* [YOUR TASK]:
Transcribe every one of the following lines precisely as they appear, without any alteration.

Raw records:
________________________________________
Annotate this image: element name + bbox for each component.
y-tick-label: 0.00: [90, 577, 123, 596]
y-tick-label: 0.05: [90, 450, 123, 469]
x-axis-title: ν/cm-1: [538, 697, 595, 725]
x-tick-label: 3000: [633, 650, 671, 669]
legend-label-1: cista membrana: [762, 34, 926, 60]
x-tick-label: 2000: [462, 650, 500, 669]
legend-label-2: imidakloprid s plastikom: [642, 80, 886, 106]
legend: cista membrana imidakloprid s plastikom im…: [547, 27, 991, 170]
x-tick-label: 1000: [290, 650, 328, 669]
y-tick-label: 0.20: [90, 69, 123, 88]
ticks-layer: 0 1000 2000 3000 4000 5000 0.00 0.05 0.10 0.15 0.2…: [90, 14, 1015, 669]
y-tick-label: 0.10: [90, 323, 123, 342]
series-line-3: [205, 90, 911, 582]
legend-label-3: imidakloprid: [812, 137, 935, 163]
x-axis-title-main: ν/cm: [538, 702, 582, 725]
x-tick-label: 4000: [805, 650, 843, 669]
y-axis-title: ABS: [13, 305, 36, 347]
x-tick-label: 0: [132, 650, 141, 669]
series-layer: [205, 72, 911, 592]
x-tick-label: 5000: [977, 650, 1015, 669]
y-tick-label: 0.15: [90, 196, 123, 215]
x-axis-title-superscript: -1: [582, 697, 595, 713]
________________________________________
* [SOLUTION]:
Annotate this image: element name + bbox for each component.
y-tick-label: 0.00: [90, 577, 123, 596]
y-tick-label: 0.05: [90, 450, 123, 469]
x-axis-title: ν/cm-1: [538, 697, 595, 725]
x-tick-label: 3000: [633, 650, 671, 669]
legend-label-1: cista membrana: [762, 34, 926, 60]
x-tick-label: 2000: [462, 650, 500, 669]
legend-label-2: imidakloprid s plastikom: [642, 80, 886, 106]
legend: cista membrana imidakloprid s plastikom im…: [547, 27, 991, 170]
x-tick-label: 1000: [290, 650, 328, 669]
y-tick-label: 0.20: [90, 69, 123, 88]
ticks-layer: 0 1000 2000 3000 4000 5000 0.00 0.05 0.10 0.15 0.2…: [90, 14, 1015, 669]
y-tick-label: 0.10: [90, 323, 123, 342]
series-line-3: [205, 90, 911, 582]
legend-label-3: imidakloprid: [812, 137, 935, 163]
x-axis-title-main: ν/cm: [538, 702, 582, 725]
x-tick-label: 4000: [805, 650, 843, 669]
y-axis-title: ABS: [13, 305, 36, 347]
x-tick-label: 0: [132, 650, 141, 669]
series-layer: [205, 72, 911, 592]
x-tick-label: 5000: [977, 650, 1015, 669]
y-tick-label: 0.15: [90, 196, 123, 215]
x-axis-title-superscript: -1: [582, 697, 595, 713]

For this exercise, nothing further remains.